* begin Information shown *

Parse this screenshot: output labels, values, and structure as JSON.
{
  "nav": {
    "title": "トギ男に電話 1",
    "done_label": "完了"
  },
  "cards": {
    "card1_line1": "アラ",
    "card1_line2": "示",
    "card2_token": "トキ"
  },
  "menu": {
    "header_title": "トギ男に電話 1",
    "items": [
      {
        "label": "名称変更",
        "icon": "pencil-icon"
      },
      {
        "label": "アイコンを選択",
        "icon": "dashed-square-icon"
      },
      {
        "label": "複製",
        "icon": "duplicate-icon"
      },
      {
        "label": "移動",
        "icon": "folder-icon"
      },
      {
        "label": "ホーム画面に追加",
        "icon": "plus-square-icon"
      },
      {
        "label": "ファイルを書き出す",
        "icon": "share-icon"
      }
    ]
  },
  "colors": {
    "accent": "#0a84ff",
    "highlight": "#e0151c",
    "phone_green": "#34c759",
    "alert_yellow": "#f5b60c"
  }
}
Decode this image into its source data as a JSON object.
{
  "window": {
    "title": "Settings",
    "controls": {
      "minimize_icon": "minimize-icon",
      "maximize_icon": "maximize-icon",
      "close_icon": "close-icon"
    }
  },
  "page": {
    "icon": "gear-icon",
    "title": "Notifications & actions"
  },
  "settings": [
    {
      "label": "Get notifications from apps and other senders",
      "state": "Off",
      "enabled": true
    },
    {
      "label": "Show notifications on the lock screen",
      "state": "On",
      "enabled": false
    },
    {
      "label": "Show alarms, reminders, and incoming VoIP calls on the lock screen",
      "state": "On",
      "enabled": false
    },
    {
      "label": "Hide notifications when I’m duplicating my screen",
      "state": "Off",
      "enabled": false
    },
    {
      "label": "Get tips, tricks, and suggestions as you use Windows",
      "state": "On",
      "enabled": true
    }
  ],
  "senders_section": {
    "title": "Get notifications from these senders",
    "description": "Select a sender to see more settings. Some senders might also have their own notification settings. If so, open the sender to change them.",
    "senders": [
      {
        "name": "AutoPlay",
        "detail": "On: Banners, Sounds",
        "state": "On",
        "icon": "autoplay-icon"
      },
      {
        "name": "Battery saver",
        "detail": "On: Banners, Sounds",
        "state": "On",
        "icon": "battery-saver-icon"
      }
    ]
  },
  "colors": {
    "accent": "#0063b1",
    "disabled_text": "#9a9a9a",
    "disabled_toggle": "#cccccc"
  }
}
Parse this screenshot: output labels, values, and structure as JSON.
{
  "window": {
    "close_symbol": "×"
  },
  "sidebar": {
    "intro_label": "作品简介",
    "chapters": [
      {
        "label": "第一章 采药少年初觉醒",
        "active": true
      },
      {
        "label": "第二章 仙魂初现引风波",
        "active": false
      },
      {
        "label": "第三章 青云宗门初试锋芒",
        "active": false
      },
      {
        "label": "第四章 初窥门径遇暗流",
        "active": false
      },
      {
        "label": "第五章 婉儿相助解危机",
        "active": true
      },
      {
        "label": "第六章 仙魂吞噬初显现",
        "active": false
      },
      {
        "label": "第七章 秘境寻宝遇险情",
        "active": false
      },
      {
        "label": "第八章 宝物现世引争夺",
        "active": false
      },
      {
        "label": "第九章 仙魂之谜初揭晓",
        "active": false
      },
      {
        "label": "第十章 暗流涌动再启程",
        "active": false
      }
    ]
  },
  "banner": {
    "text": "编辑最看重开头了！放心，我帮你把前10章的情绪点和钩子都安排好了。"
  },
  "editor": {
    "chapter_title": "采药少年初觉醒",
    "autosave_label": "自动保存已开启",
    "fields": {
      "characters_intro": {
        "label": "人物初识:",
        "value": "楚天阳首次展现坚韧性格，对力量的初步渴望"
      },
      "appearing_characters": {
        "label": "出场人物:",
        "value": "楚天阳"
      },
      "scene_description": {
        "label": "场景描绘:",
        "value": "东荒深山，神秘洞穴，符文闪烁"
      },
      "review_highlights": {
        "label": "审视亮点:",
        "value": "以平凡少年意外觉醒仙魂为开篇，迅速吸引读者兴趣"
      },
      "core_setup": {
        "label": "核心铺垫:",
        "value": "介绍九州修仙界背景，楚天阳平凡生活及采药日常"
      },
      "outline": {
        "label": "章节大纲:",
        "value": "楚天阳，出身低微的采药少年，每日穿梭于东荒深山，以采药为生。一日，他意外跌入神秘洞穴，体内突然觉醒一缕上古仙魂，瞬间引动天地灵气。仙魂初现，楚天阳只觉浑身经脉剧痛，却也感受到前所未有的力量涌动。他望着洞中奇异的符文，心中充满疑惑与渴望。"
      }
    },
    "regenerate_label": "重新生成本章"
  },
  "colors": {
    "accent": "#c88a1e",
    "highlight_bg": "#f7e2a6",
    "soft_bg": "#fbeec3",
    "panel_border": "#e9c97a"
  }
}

* end Information shown *

Problem statement:
Using the data above, return each line exactly as written.

Solution for this exercise:
Parse this screenshot: output labels, values, and structure as JSON.
{
  "nav": {
    "title": "トギ男に電話 1",
    "done_label": "完了"
  },
  "cards": {
    "card1_line1": "アラ",
    "card1_line2": "示",
    "card2_token": "トキ"
  },
  "menu": {
    "header_title": "トギ男に電話 1",
    "items": [
      {
        "label": "名称変更",
        "icon": "pencil-icon"
      },
      {
        "label": "アイコンを選択",
        "icon": "dashed-square-icon"
      },
      {
        "label": "複製",
        "icon": "duplicate-icon"
      },
      {
        "label": "移動",
        "icon": "folder-icon"
      },
      {
        "label": "ホーム画面に追加",
        "icon": "plus-square-icon"
      },
      {
        "label": "ファイルを書き出す",
        "icon": "share-icon"
      }
    ]
  },
  "colors": {
    "accent": "#0a84ff",
    "highlight": "#e0151c",
    "phone_green": "#34c759",
    "alert_yellow": "#f5b60c"
  }
}
Decode this image into its source data as a JSON object.
{
  "window": {
    "title": "Settings",
    "controls": {
      "minimize_icon": "minimize-icon",
      "maximize_icon": "maximize-icon",
      "close_icon": "close-icon"
    }
  },
  "page": {
    "icon": "gear-icon",
    "title": "Notifications & actions"
  },
  "settings": [
    {
      "label": "Get notifications from apps and other senders",
      "state": "Off",
      "enabled": true
    },
    {
      "label": "Show notifications on the lock screen",
      "state": "On",
      "enabled": false
    },
    {
      "label": "Show alarms, reminders, and incoming VoIP calls on the lock screen",
      "state": "On",
      "enabled": false
    },
    {
      "label": "Hide notifications when I’m duplicating my screen",
      "state": "Off",
      "enabled": false
    },
    {
      "label": "Get tips, tricks, and suggestions as you use Windows",
      "state": "On",
      "enabled": true
    }
  ],
  "senders_section": {
    "title": "Get notifications from these senders",
    "description": "Select a sender to see more settings. Some senders might also have their own notification settings. If so, open the sender to change them.",
    "senders": [
      {
        "name": "AutoPlay",
        "detail": "On: Banners, Sounds",
        "state": "On",
        "icon": "autoplay-icon"
      },
      {
        "name": "Battery saver",
        "detail": "On: Banners, Sounds",
        "state": "On",
        "icon": "battery-saver-icon"
      }
    ]
  },
  "colors": {
    "accent": "#0063b1",
    "disabled_text": "#9a9a9a",
    "disabled_toggle": "#cccccc"
  }
}
Parse this screenshot: output labels, values, and structure as JSON.
{
  "window": {
    "close_symbol": "×"
  },
  "sidebar": {
    "intro_label": "作品简介",
    "chapters": [
      {
        "label": "第一章 采药少年初觉醒",
        "active": true
      },
      {
        "label": "第二章 仙魂初现引风波",
        "active": false
      },
      {
        "label": "第三章 青云宗门初试锋芒",
        "active": false
      },
      {
        "label": "第四章 初窥门径遇暗流",
        "active": false
      },
      {
        "label": "第五章 婉儿相助解危机",
        "active": true
      },
      {
        "label": "第六章 仙魂吞噬初显现",
        "active": false
      },
      {
        "label": "第七章 秘境寻宝遇险情",
        "active": false
      },
      {
        "label": "第八章 宝物现世引争夺",
        "active": false
      },
      {
        "label": "第九章 仙魂之谜初揭晓",
        "active": false
      },
      {
        "label": "第十章 暗流涌动再启程",
        "active": false
      }
    ]
  },
  "banner": {
    "text": "编辑最看重开头了！放心，我帮你把前10章的情绪点和钩子都安排好了。"
  },
  "editor": {
    "chapter_title": "采药少年初觉醒",
    "autosave_label": "自动保存已开启",
    "fields": {
      "characters_intro": {
        "label": "人物初识:",
        "value": "楚天阳首次展现坚韧性格，对力量的初步渴望"
      },
      "appearing_characters": {
        "label": "出场人物:",
        "value": "楚天阳"
      },
      "scene_description": {
        "label": "场景描绘:",
        "value": "东荒深山，神秘洞穴，符文闪烁"
      },
      "review_highlights": {
        "label": "审视亮点:",
        "value": "以平凡少年意外觉醒仙魂为开篇，迅速吸引读者兴趣"
      },
      "core_setup": {
        "label": "核心铺垫:",
        "value": "介绍九州修仙界背景，楚天阳平凡生活及采药日常"
      },
      "outline": {
        "label": "章节大纲:",
        "value": "楚天阳，出身低微的采药少年，每日穿梭于东荒深山，以采药为生。一日，他意外跌入神秘洞穴，体内突然觉醒一缕上古仙魂，瞬间引动天地灵气。仙魂初现，楚天阳只觉浑身经脉剧痛，却也感受到前所未有的力量涌动。他望着洞中奇异的符文，心中充满疑惑与渴望。"
      }
    },
    "regenerate_label": "重新生成本章"
  },
  "colors": {
    "accent": "#c88a1e",
    "highlight_bg": "#f7e2a6",
    "soft_bg": "#fbeec3",
    "panel_border": "#e9c97a"
  }
}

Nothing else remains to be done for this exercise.